-------- Records supplied --------

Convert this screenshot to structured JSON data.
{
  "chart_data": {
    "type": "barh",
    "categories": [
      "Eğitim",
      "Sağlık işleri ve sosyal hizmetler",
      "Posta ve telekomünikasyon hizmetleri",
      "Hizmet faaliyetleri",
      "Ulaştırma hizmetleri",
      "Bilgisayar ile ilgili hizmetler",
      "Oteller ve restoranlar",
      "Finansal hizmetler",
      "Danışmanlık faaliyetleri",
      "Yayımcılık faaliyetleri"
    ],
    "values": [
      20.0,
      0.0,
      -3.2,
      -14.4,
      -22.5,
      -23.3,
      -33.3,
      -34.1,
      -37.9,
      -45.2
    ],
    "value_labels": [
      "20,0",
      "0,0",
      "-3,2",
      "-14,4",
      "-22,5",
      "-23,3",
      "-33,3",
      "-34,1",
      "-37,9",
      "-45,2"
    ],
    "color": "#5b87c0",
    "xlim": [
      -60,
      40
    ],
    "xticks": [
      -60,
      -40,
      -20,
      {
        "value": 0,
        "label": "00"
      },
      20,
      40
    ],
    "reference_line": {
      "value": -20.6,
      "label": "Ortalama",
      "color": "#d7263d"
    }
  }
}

--------

**Task objective:**
Copy every record exactly as presented.

**The completed task:**
Convert this screenshot to structured JSON data.
{
  "chart_data": {
    "type": "barh",
    "categories": [
      "Eğitim",
      "Sağlık işleri ve sosyal hizmetler",
      "Posta ve telekomünikasyon hizmetleri",
      "Hizmet faaliyetleri",
      "Ulaştırma hizmetleri",
      "Bilgisayar ile ilgili hizmetler",
      "Oteller ve restoranlar",
      "Finansal hizmetler",
      "Danışmanlık faaliyetleri",
      "Yayımcılık faaliyetleri"
    ],
    "values": [
      20.0,
      0.0,
      -3.2,
      -14.4,
      -22.5,
      -23.3,
      -33.3,
      -34.1,
      -37.9,
      -45.2
    ],
    "value_labels": [
      "20,0",
      "0,0",
      "-3,2",
      "-14,4",
      "-22,5",
      "-23,3",
      "-33,3",
      "-34,1",
      "-37,9",
      "-45,2"
    ],
    "color": "#5b87c0",
    "xlim": [
      -60,
      40
    ],
    "xticks": [
      -60,
      -40,
      -20,
      {
        "value": 0,
        "label": "00"
      },
      20,
      40
    ],
    "reference_line": {
      "value": -20.6,
      "label": "Ortalama",
      "color": "#d7263d"
    }
  }
}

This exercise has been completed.